WORK REQUIRED:
Sift the material for lines containing "speichern", and return them.

•••

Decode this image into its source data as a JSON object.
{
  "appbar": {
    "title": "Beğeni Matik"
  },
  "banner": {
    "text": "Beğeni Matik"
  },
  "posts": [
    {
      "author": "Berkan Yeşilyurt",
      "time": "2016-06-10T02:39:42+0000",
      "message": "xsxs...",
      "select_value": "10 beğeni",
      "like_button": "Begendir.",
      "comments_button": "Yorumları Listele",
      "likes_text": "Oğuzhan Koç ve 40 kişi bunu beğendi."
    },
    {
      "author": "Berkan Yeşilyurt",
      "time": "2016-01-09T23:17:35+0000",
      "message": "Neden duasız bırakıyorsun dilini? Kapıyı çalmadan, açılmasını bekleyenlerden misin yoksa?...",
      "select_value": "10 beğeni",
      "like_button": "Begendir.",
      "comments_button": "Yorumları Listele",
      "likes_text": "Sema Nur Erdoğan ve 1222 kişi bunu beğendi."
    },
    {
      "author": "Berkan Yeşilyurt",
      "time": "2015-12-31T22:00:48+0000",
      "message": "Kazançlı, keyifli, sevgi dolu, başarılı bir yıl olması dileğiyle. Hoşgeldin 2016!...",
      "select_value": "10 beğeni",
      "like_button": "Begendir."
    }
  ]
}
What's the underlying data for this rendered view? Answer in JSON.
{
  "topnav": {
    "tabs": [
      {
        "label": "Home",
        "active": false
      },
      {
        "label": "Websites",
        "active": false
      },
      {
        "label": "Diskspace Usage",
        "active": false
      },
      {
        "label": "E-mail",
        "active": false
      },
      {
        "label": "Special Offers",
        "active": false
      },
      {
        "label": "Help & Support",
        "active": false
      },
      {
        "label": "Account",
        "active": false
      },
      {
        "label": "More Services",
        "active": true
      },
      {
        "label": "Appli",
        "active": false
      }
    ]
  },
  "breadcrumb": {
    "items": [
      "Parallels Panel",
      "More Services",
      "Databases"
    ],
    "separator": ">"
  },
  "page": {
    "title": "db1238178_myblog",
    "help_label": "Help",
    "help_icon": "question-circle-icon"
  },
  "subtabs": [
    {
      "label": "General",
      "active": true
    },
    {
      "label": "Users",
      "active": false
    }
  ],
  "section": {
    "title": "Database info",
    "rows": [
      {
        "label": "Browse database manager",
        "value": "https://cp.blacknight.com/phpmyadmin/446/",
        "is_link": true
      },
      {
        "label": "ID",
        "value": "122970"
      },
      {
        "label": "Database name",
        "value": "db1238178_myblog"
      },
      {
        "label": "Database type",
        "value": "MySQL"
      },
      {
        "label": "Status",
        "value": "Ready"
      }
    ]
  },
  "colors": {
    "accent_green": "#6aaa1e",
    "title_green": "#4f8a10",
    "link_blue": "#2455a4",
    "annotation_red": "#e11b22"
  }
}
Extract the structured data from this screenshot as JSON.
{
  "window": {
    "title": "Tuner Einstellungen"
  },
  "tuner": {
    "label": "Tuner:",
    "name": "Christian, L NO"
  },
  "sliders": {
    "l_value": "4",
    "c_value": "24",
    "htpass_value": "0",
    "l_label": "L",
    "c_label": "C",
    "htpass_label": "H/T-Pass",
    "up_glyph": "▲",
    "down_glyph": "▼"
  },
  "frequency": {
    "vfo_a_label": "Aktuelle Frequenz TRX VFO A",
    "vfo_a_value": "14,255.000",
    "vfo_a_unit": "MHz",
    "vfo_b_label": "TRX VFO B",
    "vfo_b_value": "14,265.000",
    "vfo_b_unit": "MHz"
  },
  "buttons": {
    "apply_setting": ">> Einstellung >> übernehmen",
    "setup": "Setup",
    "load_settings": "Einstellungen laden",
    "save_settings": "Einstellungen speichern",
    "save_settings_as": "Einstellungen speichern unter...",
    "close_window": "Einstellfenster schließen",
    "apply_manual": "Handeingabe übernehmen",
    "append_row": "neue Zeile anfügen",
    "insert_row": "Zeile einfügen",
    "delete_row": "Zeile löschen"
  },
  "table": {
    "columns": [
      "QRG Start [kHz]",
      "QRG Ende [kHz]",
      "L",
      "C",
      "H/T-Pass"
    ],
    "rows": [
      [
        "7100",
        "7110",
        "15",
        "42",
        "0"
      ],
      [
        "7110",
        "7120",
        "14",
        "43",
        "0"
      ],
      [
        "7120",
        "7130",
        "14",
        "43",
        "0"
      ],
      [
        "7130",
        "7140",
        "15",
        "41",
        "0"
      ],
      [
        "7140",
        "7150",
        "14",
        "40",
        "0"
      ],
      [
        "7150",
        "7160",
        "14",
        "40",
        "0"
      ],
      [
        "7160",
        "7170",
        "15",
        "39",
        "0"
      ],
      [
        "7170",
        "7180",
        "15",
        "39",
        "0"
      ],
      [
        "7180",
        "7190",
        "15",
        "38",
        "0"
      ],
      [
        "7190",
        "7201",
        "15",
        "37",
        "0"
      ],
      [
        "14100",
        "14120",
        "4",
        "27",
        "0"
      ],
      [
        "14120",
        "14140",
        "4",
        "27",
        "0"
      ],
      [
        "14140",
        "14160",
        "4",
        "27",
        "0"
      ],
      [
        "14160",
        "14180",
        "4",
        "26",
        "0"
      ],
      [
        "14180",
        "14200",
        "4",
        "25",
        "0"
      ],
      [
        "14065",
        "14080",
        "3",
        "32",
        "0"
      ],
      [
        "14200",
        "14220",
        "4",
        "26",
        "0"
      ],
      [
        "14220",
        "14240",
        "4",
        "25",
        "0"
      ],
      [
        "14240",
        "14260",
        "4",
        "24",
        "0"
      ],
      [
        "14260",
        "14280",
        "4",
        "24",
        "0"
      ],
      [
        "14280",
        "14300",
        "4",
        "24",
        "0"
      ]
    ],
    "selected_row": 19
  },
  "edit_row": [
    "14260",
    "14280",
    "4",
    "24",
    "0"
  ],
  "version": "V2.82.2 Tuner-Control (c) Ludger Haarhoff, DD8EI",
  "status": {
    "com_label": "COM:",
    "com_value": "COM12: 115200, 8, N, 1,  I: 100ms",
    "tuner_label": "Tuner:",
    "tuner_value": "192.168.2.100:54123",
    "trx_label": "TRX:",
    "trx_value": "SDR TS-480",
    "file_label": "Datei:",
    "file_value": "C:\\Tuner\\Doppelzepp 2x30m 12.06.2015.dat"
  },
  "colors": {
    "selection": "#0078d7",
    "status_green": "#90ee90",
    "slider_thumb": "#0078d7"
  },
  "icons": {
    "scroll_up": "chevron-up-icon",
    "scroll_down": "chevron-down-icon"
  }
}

•••

SOLUTION TO THE EXERCISE:
    "save_settings": "Einstellungen speichern",
    "save_settings_as": "Einstellungen speichern unter...",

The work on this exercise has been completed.